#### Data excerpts
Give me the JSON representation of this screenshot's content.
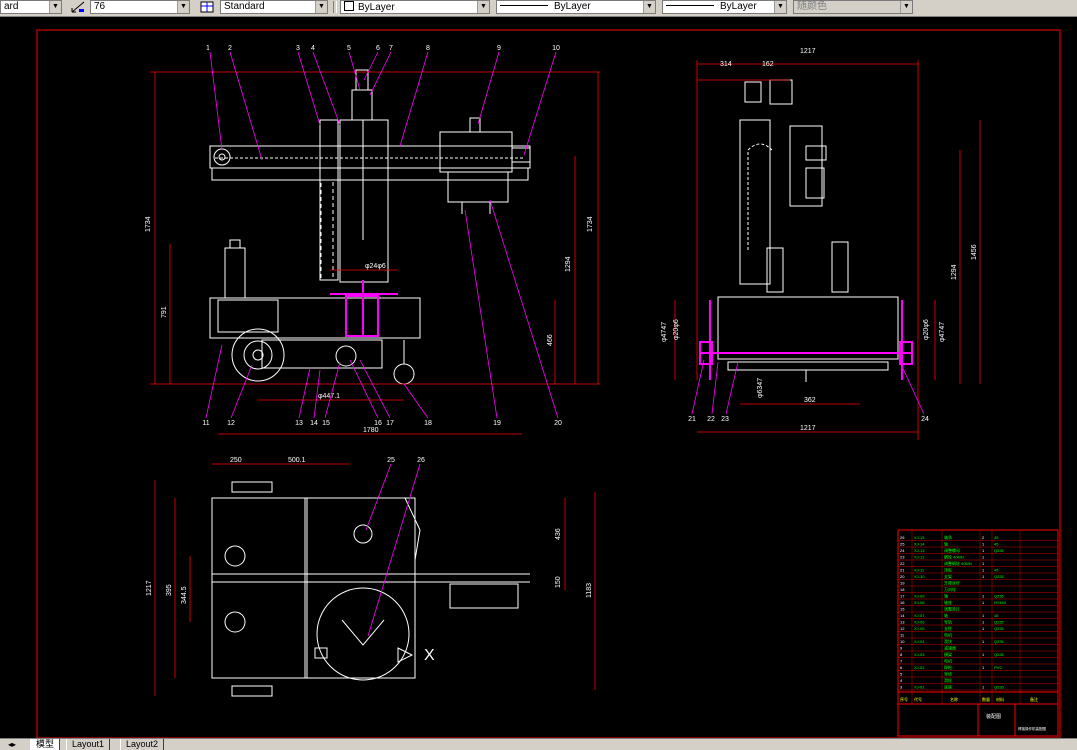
{
  "toolbar": {
    "text_style": "ard",
    "dim_scale": "76",
    "table_style": "Standard",
    "layer_color": "ByLayer",
    "linetype": "ByLayer",
    "lineweight": "ByLayer",
    "plot_style": "随颜色"
  },
  "tabs": {
    "nav": "◂▸",
    "model": "模型",
    "layout1": "Layout1",
    "layout2": "Layout2"
  },
  "colors": {
    "background": "#000000",
    "geometry": "#ffffff",
    "dimension": "#ff0000",
    "leader": "#ff00ff",
    "text_green": "#00ff00"
  },
  "drawing": {
    "front_view": {
      "callouts": [
        "1",
        "2",
        "3",
        "4",
        "5",
        "6",
        "7",
        "8",
        "9",
        "10",
        "11",
        "12",
        "13",
        "14",
        "15",
        "16",
        "17",
        "18",
        "19",
        "20"
      ],
      "dims": {
        "overall_width": "1780",
        "overall_height": "1734",
        "right_height_1": "1734",
        "right_height_2": "1294",
        "left_height": "791",
        "lower_height": "466",
        "diameter_top": "φ24φ6",
        "wheel_base": "φ447.1"
      }
    },
    "side_view": {
      "callouts": [
        "21",
        "22",
        "23",
        "24"
      ],
      "dims": {
        "top_width": "1217",
        "top_left": "314",
        "top_mid": "162",
        "right_height_1": "1456",
        "right_height_2": "1294",
        "left_dia_1": "φ4747",
        "left_dia_2": "φ20φ6",
        "right_dia_1": "φ20φ6",
        "right_dia_2": "φ4747",
        "bottom_mid": "362",
        "bottom_dia": "φ6347",
        "bottom_width": "1217"
      }
    },
    "top_view": {
      "callouts": [
        "25",
        "26"
      ],
      "dims": {
        "top_left": "250",
        "top_mid": "500.1",
        "left_height": "1217",
        "inner_left": "395",
        "inner_left2": "344.5",
        "right_1": "436",
        "right_2": "150",
        "right_3": "1183"
      }
    },
    "title_block": {
      "rows": [
        {
          "no": "26",
          "code": "XJ-15",
          "name": "轴承",
          "qty": "2",
          "mat": "45"
        },
        {
          "no": "25",
          "code": "XJ-14",
          "name": "轴",
          "qty": "1",
          "mat": "45"
        },
        {
          "no": "24",
          "code": "XJ-13",
          "name": "调整螺母",
          "qty": "1",
          "mat": "Q235"
        },
        {
          "no": "23",
          "code": "XJ-12",
          "name": "蜗轮 40MN",
          "qty": "1",
          "mat": ""
        },
        {
          "no": "22",
          "code": "",
          "name": "调整蜗轮 40MN",
          "qty": "1",
          "mat": ""
        },
        {
          "no": "21",
          "code": "XJ-11",
          "name": "顶板",
          "qty": "1",
          "mat": "45"
        },
        {
          "no": "20",
          "code": "XJ-10",
          "name": "支架",
          "qty": "1",
          "mat": "Q235"
        },
        {
          "no": "19",
          "code": "",
          "name": "升降丝杆",
          "qty": "",
          "mat": ""
        },
        {
          "no": "18",
          "code": "",
          "name": "万向轮",
          "qty": "",
          "mat": ""
        },
        {
          "no": "17",
          "code": "XJ-09",
          "name": "轴",
          "qty": "1",
          "mat": "Q235"
        },
        {
          "no": "16",
          "code": "XJ-08",
          "name": "轴座",
          "qty": "1",
          "mat": "HT150"
        },
        {
          "no": "15",
          "code": "",
          "name": "调整垫片",
          "qty": "",
          "mat": ""
        },
        {
          "no": "14",
          "code": "XJ-07",
          "name": "轴",
          "qty": "1",
          "mat": "45"
        },
        {
          "no": "13",
          "code": "XJ-06",
          "name": "导轨",
          "qty": "1",
          "mat": "Q235"
        },
        {
          "no": "12",
          "code": "XJ-05",
          "name": "支柱",
          "qty": "1",
          "mat": "Q235"
        },
        {
          "no": "11",
          "code": "",
          "name": "电机",
          "qty": "",
          "mat": ""
        },
        {
          "no": "10",
          "code": "XJ-04",
          "name": "滑块",
          "qty": "1",
          "mat": "Q235"
        },
        {
          "no": "9",
          "code": "",
          "name": "减速器",
          "qty": "",
          "mat": ""
        },
        {
          "no": "8",
          "code": "XJ-03",
          "name": "横梁",
          "qty": "1",
          "mat": "Q235"
        },
        {
          "no": "7",
          "code": "",
          "name": "电机",
          "qty": "",
          "mat": ""
        },
        {
          "no": "6",
          "code": "XJ-02",
          "name": "焊枪",
          "qty": "1",
          "mat": "PVC"
        },
        {
          "no": "5",
          "code": "",
          "name": "导线",
          "qty": "",
          "mat": ""
        },
        {
          "no": "4",
          "code": "",
          "name": "滑轮",
          "qty": "",
          "mat": ""
        },
        {
          "no": "3",
          "code": "XJ-01",
          "name": "底座",
          "qty": "1",
          "mat": "Q235"
        }
      ],
      "header": {
        "no": "序号",
        "code": "代号",
        "name": "名称",
        "qty": "数量",
        "mat": "材料",
        "note": "备注"
      },
      "title": "装配图",
      "drawing_name": "焊接操作机装配图"
    }
  }
}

#### To be done
Write out every record above exactly as it stands, but leave out the pictures.

#### Task response
Give me the JSON representation of this screenshot's content.
{
  "toolbar": {
    "text_style": "ard",
    "dim_scale": "76",
    "table_style": "Standard",
    "layer_color": "ByLayer",
    "linetype": "ByLayer",
    "lineweight": "ByLayer",
    "plot_style": "随颜色"
  },
  "tabs": {
    "nav": "◂▸",
    "model": "模型",
    "layout1": "Layout1",
    "layout2": "Layout2"
  },
  "colors": {
    "background": "#000000",
    "geometry": "#ffffff",
    "dimension": "#ff0000",
    "leader": "#ff00ff",
    "text_green": "#00ff00"
  },
  "drawing": {
    "front_view": {
      "callouts": [
        "1",
        "2",
        "3",
        "4",
        "5",
        "6",
        "7",
        "8",
        "9",
        "10",
        "11",
        "12",
        "13",
        "14",
        "15",
        "16",
        "17",
        "18",
        "19",
        "20"
      ],
      "dims": {
        "overall_width": "1780",
        "overall_height": "1734",
        "right_height_1": "1734",
        "right_height_2": "1294",
        "left_height": "791",
        "lower_height": "466",
        "diameter_top": "φ24φ6",
        "wheel_base": "φ447.1"
      }
    },
    "side_view": {
      "callouts": [
        "21",
        "22",
        "23",
        "24"
      ],
      "dims": {
        "top_width": "1217",
        "top_left": "314",
        "top_mid": "162",
        "right_height_1": "1456",
        "right_height_2": "1294",
        "left_dia_1": "φ4747",
        "left_dia_2": "φ20φ6",
        "right_dia_1": "φ20φ6",
        "right_dia_2": "φ4747",
        "bottom_mid": "362",
        "bottom_dia": "φ6347",
        "bottom_width": "1217"
      }
    },
    "top_view": {
      "callouts": [
        "25",
        "26"
      ],
      "dims": {
        "top_left": "250",
        "top_mid": "500.1",
        "left_height": "1217",
        "inner_left": "395",
        "inner_left2": "344.5",
        "right_1": "436",
        "right_2": "150",
        "right_3": "1183"
      }
    },
    "title_block": {
      "rows": [
        {
          "no": "26",
          "code": "XJ-15",
          "name": "轴承",
          "qty": "2",
          "mat": "45"
        },
        {
          "no": "25",
          "code": "XJ-14",
          "name": "轴",
          "qty": "1",
          "mat": "45"
        },
        {
          "no": "24",
          "code": "XJ-13",
          "name": "调整螺母",
          "qty": "1",
          "mat": "Q235"
        },
        {
          "no": "23",
          "code": "XJ-12",
          "name": "蜗轮 40MN",
          "qty": "1",
          "mat": ""
        },
        {
          "no": "22",
          "code": "",
          "name": "调整蜗轮 40MN",
          "qty": "1",
          "mat": ""
        },
        {
          "no": "21",
          "code": "XJ-11",
          "name": "顶板",
          "qty": "1",
          "mat": "45"
        },
        {
          "no": "20",
          "code": "XJ-10",
          "name": "支架",
          "qty": "1",
          "mat": "Q235"
        },
        {
          "no": "19",
          "code": "",
          "name": "升降丝杆",
          "qty": "",
          "mat": ""
        },
        {
          "no": "18",
          "code": "",
          "name": "万向轮",
          "qty": "",
          "mat": ""
        },
        {
          "no": "17",
          "code": "XJ-09",
          "name": "轴",
          "qty": "1",
          "mat": "Q235"
        },
        {
          "no": "16",
          "code": "XJ-08",
          "name": "轴座",
          "qty": "1",
          "mat": "HT150"
        },
        {
          "no": "15",
          "code": "",
          "name": "调整垫片",
          "qty": "",
          "mat": ""
        },
        {
          "no": "14",
          "code": "XJ-07",
          "name": "轴",
          "qty": "1",
          "mat": "45"
        },
        {
          "no": "13",
          "code": "XJ-06",
          "name": "导轨",
          "qty": "1",
          "mat": "Q235"
        },
        {
          "no": "12",
          "code": "XJ-05",
          "name": "支柱",
          "qty": "1",
          "mat": "Q235"
        },
        {
          "no": "11",
          "code": "",
          "name": "电机",
          "qty": "",
          "mat": ""
        },
        {
          "no": "10",
          "code": "XJ-04",
          "name": "滑块",
          "qty": "1",
          "mat": "Q235"
        },
        {
          "no": "9",
          "code": "",
          "name": "减速器",
          "qty": "",
          "mat": ""
        },
        {
          "no": "8",
          "code": "XJ-03",
          "name": "横梁",
          "qty": "1",
          "mat": "Q235"
        },
        {
          "no": "7",
          "code": "",
          "name": "电机",
          "qty": "",
          "mat": ""
        },
        {
          "no": "6",
          "code": "XJ-02",
          "name": "焊枪",
          "qty": "1",
          "mat": "PVC"
        },
        {
          "no": "5",
          "code": "",
          "name": "导线",
          "qty": "",
          "mat": ""
        },
        {
          "no": "4",
          "code": "",
          "name": "滑轮",
          "qty": "",
          "mat": ""
        },
        {
          "no": "3",
          "code": "XJ-01",
          "name": "底座",
          "qty": "1",
          "mat": "Q235"
        }
      ],
      "header": {
        "no": "序号",
        "code": "代号",
        "name": "名称",
        "qty": "数量",
        "mat": "材料",
        "note": "备注"
      },
      "title": "装配图",
      "drawing_name": "焊接操作机装配图"
    }
  }
}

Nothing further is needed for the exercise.